**Dataset extract**

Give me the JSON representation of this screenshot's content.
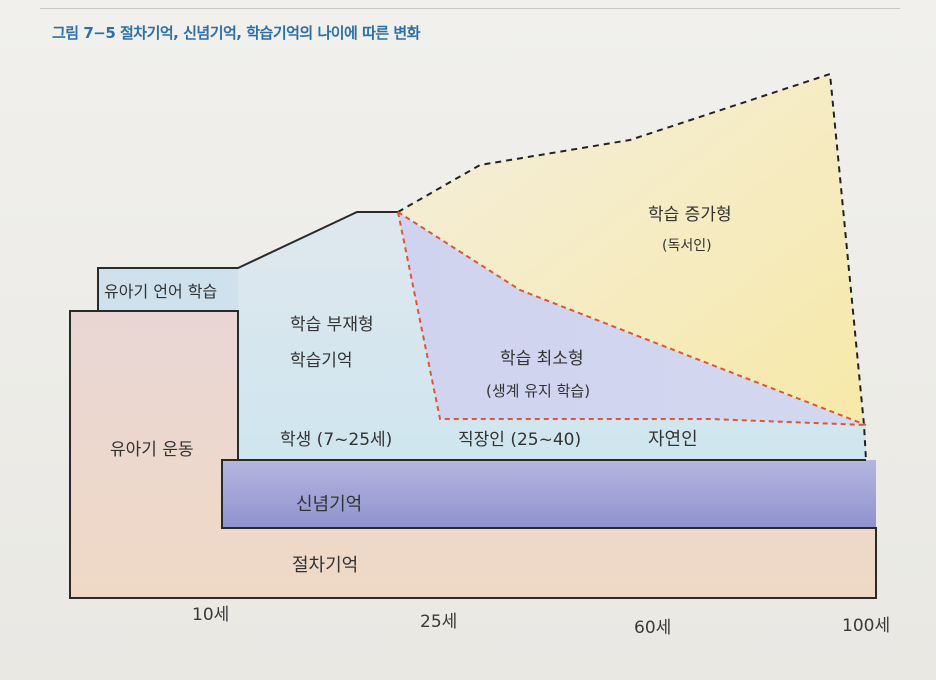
{
  "caption": "그림 7−5 절차기억, 신념기억, 학습기억의 나이에 따른 변화",
  "regions": {
    "infant_language": "유아기 언어 학습",
    "infant_motor": "유아기 운동",
    "learning_absent": "학습 부재형",
    "learning_memory": "학습기억",
    "learning_minimal": "학습 최소형",
    "learning_minimal_note": "(생계 유지 학습)",
    "learning_increasing": "학습 증가형",
    "learning_increasing_note": "(독서인)",
    "belief_memory": "신념기억",
    "procedural_memory": "절차기억"
  },
  "stages": {
    "student": "학생 (7~25세)",
    "worker": "직장인 (25~40)",
    "natural": "자연인"
  },
  "axis_ticks": [
    "10세",
    "25세",
    "60세",
    "100세"
  ],
  "colors": {
    "caption": "#2e6fa7",
    "dashed_red": "#d9573a",
    "dashed_black": "#222222"
  }
}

**Task requirements**
Set the pictures aside and transcribe the data above exactly.

**Solution**
Give me the JSON representation of this screenshot's content.
{
  "caption": "그림 7−5 절차기억, 신념기억, 학습기억의 나이에 따른 변화",
  "regions": {
    "infant_language": "유아기 언어 학습",
    "infant_motor": "유아기 운동",
    "learning_absent": "학습 부재형",
    "learning_memory": "학습기억",
    "learning_minimal": "학습 최소형",
    "learning_minimal_note": "(생계 유지 학습)",
    "learning_increasing": "학습 증가형",
    "learning_increasing_note": "(독서인)",
    "belief_memory": "신념기억",
    "procedural_memory": "절차기억"
  },
  "stages": {
    "student": "학생 (7~25세)",
    "worker": "직장인 (25~40)",
    "natural": "자연인"
  },
  "axis_ticks": [
    "10세",
    "25세",
    "60세",
    "100세"
  ],
  "colors": {
    "caption": "#2e6fa7",
    "dashed_red": "#d9573a",
    "dashed_black": "#222222"
  }
}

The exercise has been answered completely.